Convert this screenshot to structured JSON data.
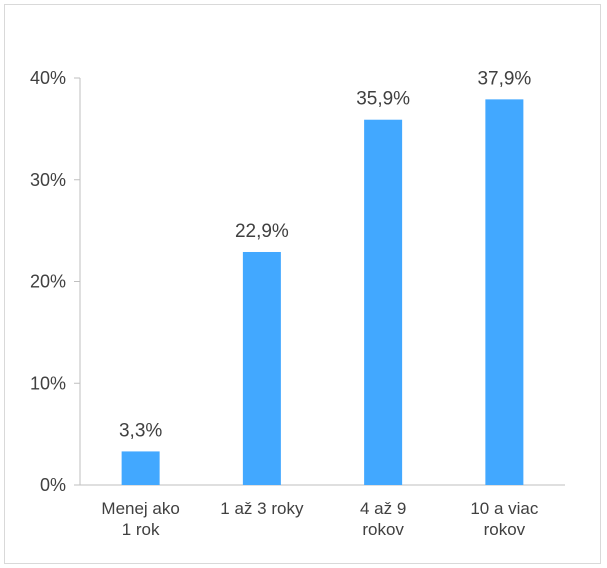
{
  "colors": {
    "bar": "#42A8FF",
    "axis": "#bfbfbf",
    "border": "#d9d9d9",
    "text": "#404040"
  },
  "chart_data": {
    "type": "bar",
    "categories": [
      [
        "Menej ako",
        "1 rok"
      ],
      [
        "1 až 3 roky"
      ],
      [
        "4 až 9",
        "rokov"
      ],
      [
        "10 a viac",
        "rokov"
      ]
    ],
    "values": [
      3.3,
      22.9,
      35.9,
      37.9
    ],
    "data_labels": [
      "3,3%",
      "22,9%",
      "35,9%",
      "37,9%"
    ],
    "yticks": [
      0,
      10,
      20,
      30,
      40
    ],
    "ytick_labels": [
      "0%",
      "10%",
      "20%",
      "30%",
      "40%"
    ],
    "ylim": [
      0,
      40
    ],
    "grid": false,
    "legend": "none"
  }
}
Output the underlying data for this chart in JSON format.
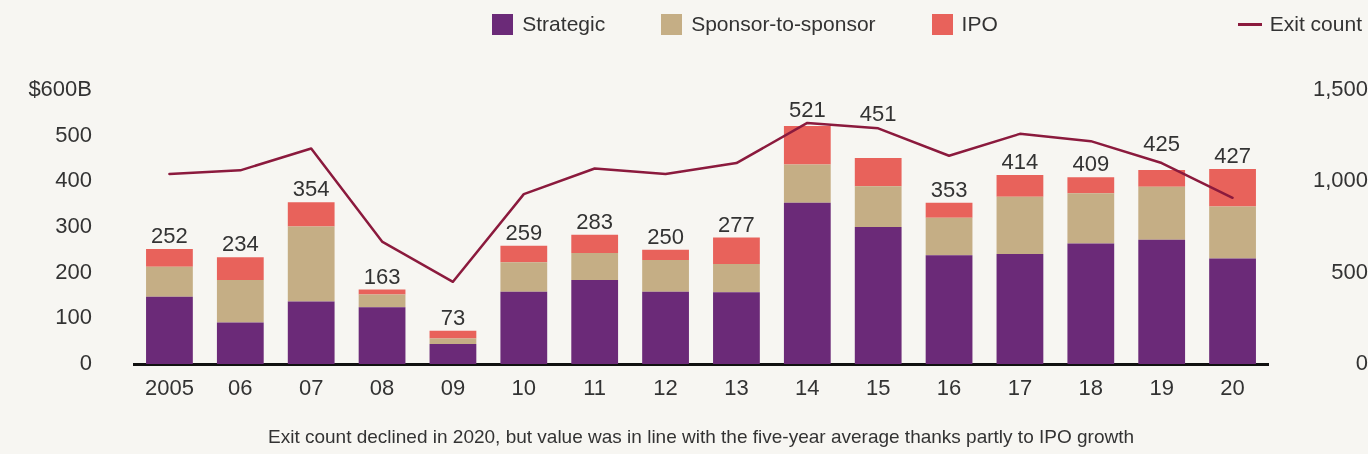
{
  "chart_data": {
    "type": "bar",
    "stacked": true,
    "categories": [
      "2005",
      "06",
      "07",
      "08",
      "09",
      "10",
      "11",
      "12",
      "13",
      "14",
      "15",
      "16",
      "17",
      "18",
      "19",
      "20"
    ],
    "series": [
      {
        "name": "Strategic",
        "color": "#6b2a78",
        "values": [
          147,
          91,
          137,
          124,
          44,
          158,
          184,
          158,
          157,
          353,
          300,
          238,
          241,
          264,
          272,
          231
        ]
      },
      {
        "name": "Sponsor-to-sponsor",
        "color": "#c5ae85",
        "values": [
          66,
          93,
          164,
          28,
          12,
          65,
          59,
          70,
          62,
          84,
          89,
          82,
          125,
          110,
          116,
          114
        ]
      },
      {
        "name": "IPO",
        "color": "#e8625b",
        "values": [
          39,
          50,
          53,
          11,
          17,
          36,
          40,
          22,
          58,
          84,
          62,
          33,
          48,
          35,
          37,
          82
        ]
      },
      {
        "name": "Exit count",
        "type": "line",
        "axis": "y2",
        "color": "#8b1a3d",
        "values": [
          1040,
          1060,
          1180,
          670,
          450,
          930,
          1070,
          1040,
          1100,
          1320,
          1290,
          1140,
          1260,
          1220,
          1100,
          910
        ]
      }
    ],
    "totals": [
      "252",
      "234",
      "354",
      "163",
      "73",
      "259",
      "283",
      "250",
      "277",
      "521",
      "451",
      "353",
      "414",
      "409",
      "425",
      "427"
    ],
    "ylim": [
      0,
      600
    ],
    "yticks": [
      0,
      100,
      200,
      300,
      400,
      500,
      {
        "value": 600,
        "label": "$600B"
      }
    ],
    "y2lim": [
      0,
      1500
    ],
    "y2ticks": [
      0,
      500,
      {
        "value": 1000,
        "label": "1,000"
      },
      {
        "value": 1500,
        "label": "1,500"
      }
    ],
    "legend": "top right",
    "grid": false,
    "annotations": [
      "Exit count declined in 2020, but value was in line with the five-year average thanks partly to IPO growth"
    ]
  }
}
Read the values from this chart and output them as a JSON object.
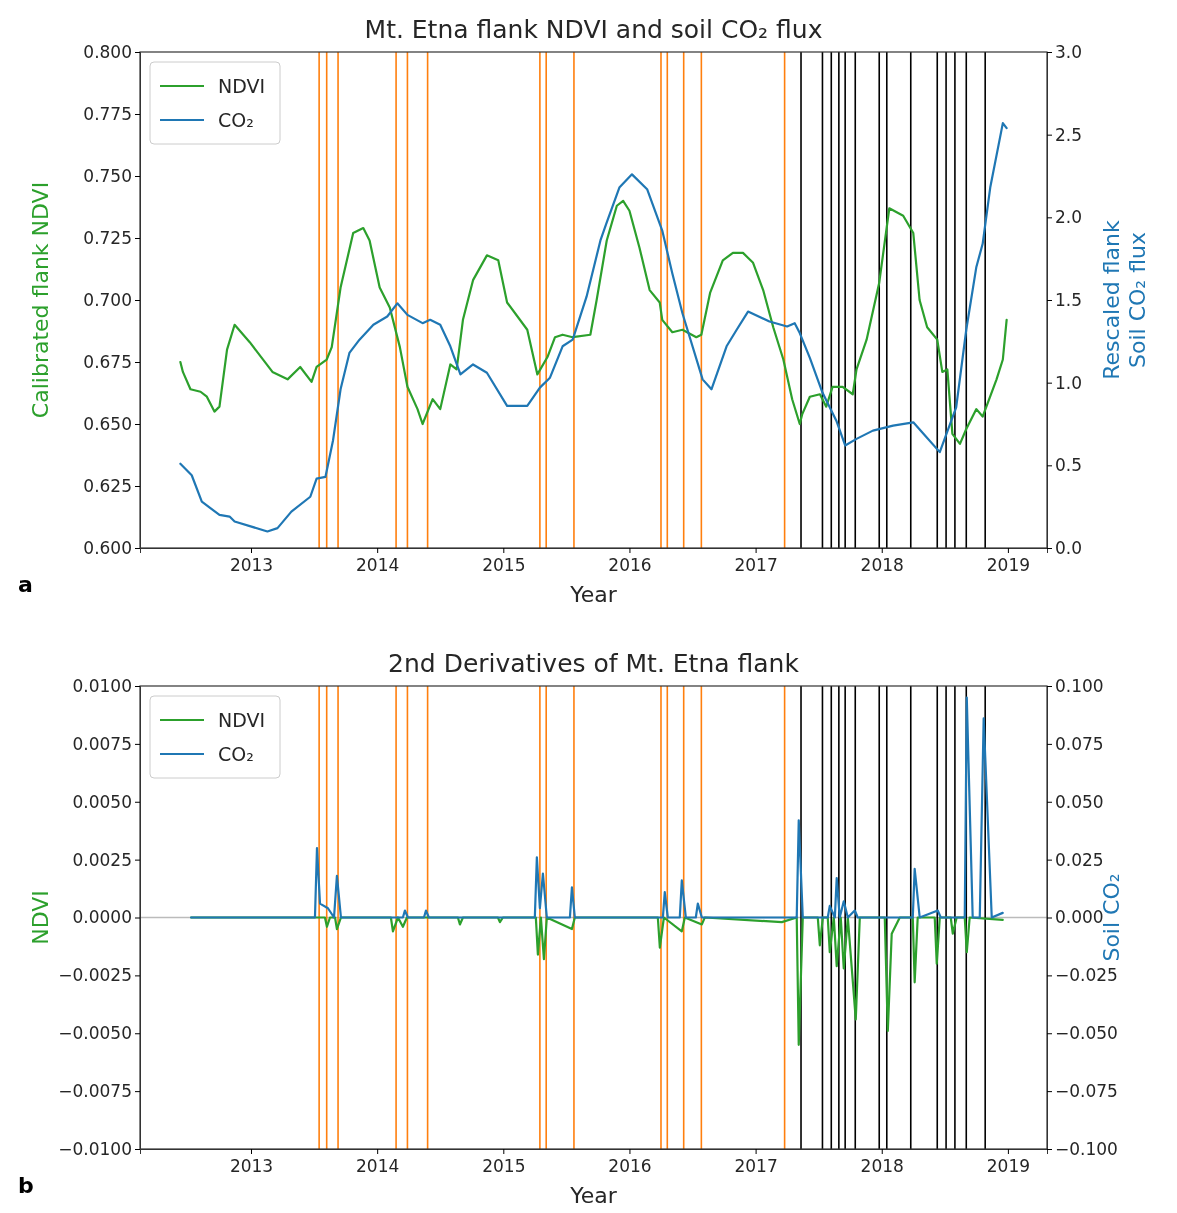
{
  "chart_data": [
    {
      "type": "line",
      "title": "Mt. Etna flank NDVI and soil CO₂ flux",
      "xlabel": "Year",
      "ylabel": "Calibrated flank NDVI",
      "y2label": "Rescaled flank\nSoil CO₂ flux",
      "annotations": [
        "a"
      ],
      "xlim": [
        2012.12,
        2019.31
      ],
      "xticks": [
        2013,
        2014,
        2015,
        2016,
        2017,
        2018,
        2019
      ],
      "ylim": [
        0.6,
        0.8
      ],
      "yticks": [
        {
          "value": 0.6,
          "label": "0.600"
        },
        {
          "value": 0.625,
          "label": "0.625"
        },
        {
          "value": 0.65,
          "label": "0.650"
        },
        {
          "value": 0.675,
          "label": "0.675"
        },
        {
          "value": 0.7,
          "label": "0.700"
        },
        {
          "value": 0.725,
          "label": "0.725"
        },
        {
          "value": 0.75,
          "label": "0.750"
        },
        {
          "value": 0.775,
          "label": "0.775"
        },
        {
          "value": 0.8,
          "label": "0.800"
        }
      ],
      "y2lim": [
        0,
        3
      ],
      "y2ticks": [
        {
          "value": 0,
          "label": "0.0"
        },
        {
          "value": 0.5,
          "label": "0.5"
        },
        {
          "value": 1,
          "label": "1.0"
        },
        {
          "value": 1.5,
          "label": "1.5"
        },
        {
          "value": 2,
          "label": "2.0"
        },
        {
          "value": 2.5,
          "label": "2.5"
        },
        {
          "value": 3,
          "label": "3.0"
        }
      ],
      "legend": "top left",
      "grid": false,
      "series": [
        {
          "name": "NDVI",
          "color": "#2ca02c",
          "x": [
            2012.44,
            2012.46,
            2012.52,
            2012.6,
            2012.65,
            2012.71,
            2012.75,
            2012.81,
            2012.87,
            2012.99,
            2013.17,
            2013.29,
            2013.39,
            2013.48,
            2013.52,
            2013.6,
            2013.64,
            2013.71,
            2013.81,
            2013.89,
            2013.94,
            2014.02,
            2014.1,
            2014.18,
            2014.24,
            2014.32,
            2014.36,
            2014.44,
            2014.5,
            2014.58,
            2014.63,
            2014.68,
            2014.76,
            2014.87,
            2014.96,
            2015.03,
            2015.19,
            2015.27,
            2015.35,
            2015.41,
            2015.47,
            2015.55,
            2015.69,
            2015.74,
            2015.82,
            2015.9,
            2015.95,
            2016.0,
            2016.08,
            2016.16,
            2016.24,
            2016.26,
            2016.34,
            2016.42,
            2016.53,
            2016.57,
            2016.64,
            2016.74,
            2016.82,
            2016.9,
            2016.98,
            2017.06,
            2017.14,
            2017.22,
            2017.29,
            2017.35,
            2017.37,
            2017.43,
            2017.51,
            2017.56,
            2017.61,
            2017.69,
            2017.77,
            2017.8,
            2017.88,
            2017.98,
            2018.06,
            2018.17,
            2018.25,
            2018.3,
            2018.36,
            2018.44,
            2018.48,
            2018.52,
            2018.56,
            2018.62,
            2018.67,
            2018.75,
            2018.8,
            2018.91,
            2018.96,
            2018.99
          ],
          "values": [
            0.675,
            0.671,
            0.664,
            0.663,
            0.661,
            0.655,
            0.657,
            0.68,
            0.69,
            0.683,
            0.671,
            0.668,
            0.673,
            0.667,
            0.673,
            0.676,
            0.681,
            0.705,
            0.727,
            0.729,
            0.724,
            0.705,
            0.697,
            0.681,
            0.665,
            0.656,
            0.65,
            0.66,
            0.656,
            0.674,
            0.672,
            0.692,
            0.708,
            0.718,
            0.716,
            0.699,
            0.688,
            0.67,
            0.677,
            0.685,
            0.686,
            0.685,
            0.686,
            0.7,
            0.724,
            0.738,
            0.74,
            0.736,
            0.721,
            0.704,
            0.699,
            0.692,
            0.687,
            0.688,
            0.685,
            0.686,
            0.703,
            0.716,
            0.719,
            0.719,
            0.715,
            0.704,
            0.689,
            0.676,
            0.66,
            0.65,
            0.654,
            0.661,
            0.662,
            0.657,
            0.665,
            0.665,
            0.662,
            0.672,
            0.684,
            0.707,
            0.737,
            0.734,
            0.727,
            0.7,
            0.689,
            0.684,
            0.671,
            0.672,
            0.646,
            0.642,
            0.648,
            0.656,
            0.653,
            0.668,
            0.676,
            0.692
          ]
        },
        {
          "name": "CO₂",
          "color": "#1f77b4",
          "axis": "y2",
          "x": [
            2012.44,
            2012.53,
            2012.61,
            2012.75,
            2012.83,
            2012.87,
            2013.13,
            2013.21,
            2013.32,
            2013.47,
            2013.52,
            2013.59,
            2013.65,
            2013.71,
            2013.78,
            2013.86,
            2013.97,
            2014.08,
            2014.16,
            2014.24,
            2014.36,
            2014.42,
            2014.5,
            2014.58,
            2014.66,
            2014.76,
            2014.87,
            2015.03,
            2015.19,
            2015.29,
            2015.37,
            2015.47,
            2015.55,
            2015.66,
            2015.77,
            2015.82,
            2015.92,
            2016.02,
            2016.14,
            2016.26,
            2016.34,
            2016.42,
            2016.58,
            2016.65,
            2016.77,
            2016.85,
            2016.94,
            2017.11,
            2017.25,
            2017.31,
            2017.35,
            2017.43,
            2017.53,
            2017.64,
            2017.71,
            2017.8,
            2017.93,
            2018.09,
            2018.25,
            2018.32,
            2018.46,
            2018.59,
            2018.67,
            2018.75,
            2018.8,
            2018.86,
            2018.96,
            2018.99
          ],
          "values": [
            0.51,
            0.44,
            0.28,
            0.2,
            0.19,
            0.16,
            0.1,
            0.12,
            0.22,
            0.31,
            0.42,
            0.43,
            0.65,
            0.96,
            1.18,
            1.26,
            1.35,
            1.4,
            1.48,
            1.41,
            1.36,
            1.38,
            1.35,
            1.22,
            1.05,
            1.11,
            1.06,
            0.86,
            0.86,
            0.97,
            1.03,
            1.22,
            1.26,
            1.52,
            1.86,
            1.97,
            2.18,
            2.26,
            2.17,
            1.92,
            1.66,
            1.42,
            1.02,
            0.96,
            1.22,
            1.32,
            1.43,
            1.37,
            1.34,
            1.36,
            1.3,
            1.15,
            0.94,
            0.77,
            0.62,
            0.66,
            0.71,
            0.74,
            0.76,
            0.7,
            0.58,
            0.85,
            1.32,
            1.7,
            1.84,
            2.18,
            2.57,
            2.54
          ]
        }
      ],
      "ref_lines": [
        {
          "axis": "x",
          "value": 2013.54,
          "color": "#ff7f0e"
        },
        {
          "axis": "x",
          "value": 2013.6,
          "color": "#ff7f0e"
        },
        {
          "axis": "x",
          "value": 2013.69,
          "color": "#ff7f0e"
        },
        {
          "axis": "x",
          "value": 2014.15,
          "color": "#ff7f0e"
        },
        {
          "axis": "x",
          "value": 2014.24,
          "color": "#ff7f0e"
        },
        {
          "axis": "x",
          "value": 2014.4,
          "color": "#ff7f0e"
        },
        {
          "axis": "x",
          "value": 2015.29,
          "color": "#ff7f0e"
        },
        {
          "axis": "x",
          "value": 2015.34,
          "color": "#ff7f0e"
        },
        {
          "axis": "x",
          "value": 2015.56,
          "color": "#ff7f0e"
        },
        {
          "axis": "x",
          "value": 2016.25,
          "color": "#ff7f0e"
        },
        {
          "axis": "x",
          "value": 2016.3,
          "color": "#ff7f0e"
        },
        {
          "axis": "x",
          "value": 2016.43,
          "color": "#ff7f0e"
        },
        {
          "axis": "x",
          "value": 2016.57,
          "color": "#ff7f0e"
        },
        {
          "axis": "x",
          "value": 2017.23,
          "color": "#ff7f0e"
        },
        {
          "axis": "x",
          "value": 2017.36,
          "color": "#000000"
        },
        {
          "axis": "x",
          "value": 2017.53,
          "color": "#000000"
        },
        {
          "axis": "x",
          "value": 2017.6,
          "color": "#000000"
        },
        {
          "axis": "x",
          "value": 2017.66,
          "color": "#000000"
        },
        {
          "axis": "x",
          "value": 2017.71,
          "color": "#000000"
        },
        {
          "axis": "x",
          "value": 2017.79,
          "color": "#000000"
        },
        {
          "axis": "x",
          "value": 2017.98,
          "color": "#000000"
        },
        {
          "axis": "x",
          "value": 2018.04,
          "color": "#000000"
        },
        {
          "axis": "x",
          "value": 2018.23,
          "color": "#000000"
        },
        {
          "axis": "x",
          "value": 2018.44,
          "color": "#000000"
        },
        {
          "axis": "x",
          "value": 2018.51,
          "color": "#000000"
        },
        {
          "axis": "x",
          "value": 2018.58,
          "color": "#000000"
        },
        {
          "axis": "x",
          "value": 2018.67,
          "color": "#000000"
        },
        {
          "axis": "x",
          "value": 2018.82,
          "color": "#000000"
        }
      ]
    },
    {
      "type": "line",
      "title": "2nd Derivatives of Mt. Etna flank",
      "xlabel": "Year",
      "ylabel": "NDVI",
      "y2label": "Soil CO₂",
      "annotations": [
        "b"
      ],
      "xlim": [
        2012.12,
        2019.31
      ],
      "xticks": [
        2013,
        2014,
        2015,
        2016,
        2017,
        2018,
        2019
      ],
      "ylim": [
        -0.01,
        0.01
      ],
      "yticks": [
        {
          "value": -0.01,
          "label": "−0.0100"
        },
        {
          "value": -0.0075,
          "label": "−0.0075"
        },
        {
          "value": -0.005,
          "label": "−0.0050"
        },
        {
          "value": -0.0025,
          "label": "−0.0025"
        },
        {
          "value": 0,
          "label": "0.0000"
        },
        {
          "value": 0.0025,
          "label": "0.0025"
        },
        {
          "value": 0.005,
          "label": "0.0050"
        },
        {
          "value": 0.0075,
          "label": "0.0075"
        },
        {
          "value": 0.01,
          "label": "0.0100"
        }
      ],
      "y2lim": [
        -0.1,
        0.1
      ],
      "y2ticks": [
        {
          "value": -0.1,
          "label": "−0.100"
        },
        {
          "value": -0.075,
          "label": "−0.075"
        },
        {
          "value": -0.05,
          "label": "−0.050"
        },
        {
          "value": -0.025,
          "label": "−0.025"
        },
        {
          "value": 0,
          "label": "0.000"
        },
        {
          "value": 0.025,
          "label": "0.025"
        },
        {
          "value": 0.05,
          "label": "0.050"
        },
        {
          "value": 0.075,
          "label": "0.075"
        },
        {
          "value": 0.1,
          "label": "0.100"
        }
      ],
      "legend": "top left",
      "grid": false,
      "series": [
        {
          "name": "NDVI",
          "color": "#2ca02c",
          "x": [
            2012.525,
            2013.586,
            2013.602,
            2013.626,
            2013.666,
            2013.681,
            2013.713,
            2014.109,
            2014.125,
            2014.165,
            2014.204,
            2014.236,
            2014.64,
            2014.656,
            2014.68,
            2014.957,
            2014.973,
            2014.997,
            2015.258,
            2015.274,
            2015.298,
            2015.322,
            2015.345,
            2015.544,
            2015.567,
            2016.225,
            2016.241,
            2016.273,
            2016.415,
            2016.439,
            2016.574,
            2016.597,
            2017.208,
            2017.326,
            2017.342,
            2017.374,
            2017.493,
            2017.509,
            2017.533,
            2017.572,
            2017.588,
            2017.62,
            2017.643,
            2017.675,
            2017.699,
            2017.731,
            2017.794,
            2017.826,
            2018.024,
            2018.048,
            2018.079,
            2018.143,
            2018.246,
            2018.261,
            2018.285,
            2018.42,
            2018.436,
            2018.46,
            2018.547,
            2018.563,
            2018.594,
            2018.658,
            2018.674,
            2018.697,
            2018.959
          ],
          "values": [
            0,
            0,
            -0.0004,
            0,
            0,
            -0.0005,
            0,
            0,
            -0.0006,
            0,
            -0.0004,
            0,
            0,
            -0.0003,
            0,
            0,
            -0.0002,
            0,
            0,
            -0.0016,
            0,
            -0.0018,
            0,
            -0.0005,
            0,
            0,
            -0.0013,
            0,
            -0.0006,
            0,
            -0.0003,
            0,
            -0.0002,
            0,
            -0.0055,
            0,
            0,
            -0.0012,
            0,
            0,
            -0.0015,
            0,
            -0.0021,
            0,
            -0.0022,
            0,
            -0.0044,
            0,
            0,
            -0.0049,
            -0.0007,
            0,
            0,
            -0.0028,
            0,
            0,
            -0.002,
            0,
            0,
            -0.0007,
            0,
            0,
            -0.0015,
            0,
            -0.0001
          ]
        },
        {
          "name": "CO₂",
          "color": "#1f77b4",
          "axis": "y2",
          "x": [
            2012.525,
            2013.507,
            2013.523,
            2013.547,
            2013.61,
            2013.658,
            2013.681,
            2013.713,
            2014.204,
            2014.22,
            2014.244,
            2014.371,
            2014.387,
            2014.41,
            2015.25,
            2015.266,
            2015.29,
            2015.314,
            2015.345,
            2015.528,
            2015.544,
            2015.567,
            2016.265,
            2016.28,
            2016.304,
            2016.399,
            2016.415,
            2016.447,
            2016.526,
            2016.542,
            2016.574,
            2017.326,
            2017.342,
            2017.374,
            2017.572,
            2017.588,
            2017.628,
            2017.643,
            2017.667,
            2017.699,
            2017.731,
            2017.786,
            2017.81,
            2018.246,
            2018.261,
            2018.301,
            2018.444,
            2018.468,
            2018.658,
            2018.674,
            2018.721,
            2018.777,
            2018.808,
            2018.872,
            2018.959
          ],
          "values": [
            0,
            0,
            0.03,
            0.006,
            0.004,
            0,
            0.018,
            0,
            0,
            0.003,
            0,
            0,
            0.003,
            0,
            0,
            0.026,
            0.004,
            0.019,
            0,
            0,
            0.013,
            0,
            0,
            0.011,
            0,
            0,
            0.016,
            0,
            0,
            0.006,
            0,
            0,
            0.042,
            0,
            0,
            0.005,
            0,
            0.017,
            0,
            0.007,
            0,
            0.003,
            0,
            0,
            0.021,
            0,
            0.003,
            0,
            0,
            0.095,
            0,
            0,
            0.086,
            0,
            0.002
          ]
        }
      ],
      "ref_lines": [
        {
          "axis": "y",
          "value": 0,
          "color": "#bbbbbb"
        },
        {
          "axis": "x",
          "value": 2013.54,
          "color": "#ff7f0e"
        },
        {
          "axis": "x",
          "value": 2013.6,
          "color": "#ff7f0e"
        },
        {
          "axis": "x",
          "value": 2013.69,
          "color": "#ff7f0e"
        },
        {
          "axis": "x",
          "value": 2014.15,
          "color": "#ff7f0e"
        },
        {
          "axis": "x",
          "value": 2014.24,
          "color": "#ff7f0e"
        },
        {
          "axis": "x",
          "value": 2014.4,
          "color": "#ff7f0e"
        },
        {
          "axis": "x",
          "value": 2015.29,
          "color": "#ff7f0e"
        },
        {
          "axis": "x",
          "value": 2015.34,
          "color": "#ff7f0e"
        },
        {
          "axis": "x",
          "value": 2015.56,
          "color": "#ff7f0e"
        },
        {
          "axis": "x",
          "value": 2016.25,
          "color": "#ff7f0e"
        },
        {
          "axis": "x",
          "value": 2016.3,
          "color": "#ff7f0e"
        },
        {
          "axis": "x",
          "value": 2016.43,
          "color": "#ff7f0e"
        },
        {
          "axis": "x",
          "value": 2016.57,
          "color": "#ff7f0e"
        },
        {
          "axis": "x",
          "value": 2017.23,
          "color": "#ff7f0e"
        },
        {
          "axis": "x",
          "value": 2017.36,
          "color": "#000000"
        },
        {
          "axis": "x",
          "value": 2017.53,
          "color": "#000000"
        },
        {
          "axis": "x",
          "value": 2017.6,
          "color": "#000000"
        },
        {
          "axis": "x",
          "value": 2017.66,
          "color": "#000000"
        },
        {
          "axis": "x",
          "value": 2017.71,
          "color": "#000000"
        },
        {
          "axis": "x",
          "value": 2017.79,
          "color": "#000000"
        },
        {
          "axis": "x",
          "value": 2017.98,
          "color": "#000000"
        },
        {
          "axis": "x",
          "value": 2018.04,
          "color": "#000000"
        },
        {
          "axis": "x",
          "value": 2018.23,
          "color": "#000000"
        },
        {
          "axis": "x",
          "value": 2018.44,
          "color": "#000000"
        },
        {
          "axis": "x",
          "value": 2018.51,
          "color": "#000000"
        },
        {
          "axis": "x",
          "value": 2018.58,
          "color": "#000000"
        },
        {
          "axis": "x",
          "value": 2018.67,
          "color": "#000000"
        },
        {
          "axis": "x",
          "value": 2018.82,
          "color": "#000000"
        }
      ]
    }
  ]
}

GOAL OF THE EXERCISE - Give only the number of lines in the listing above that include the string "Exit".

RESPONSE TO THIS EXERCISE - 2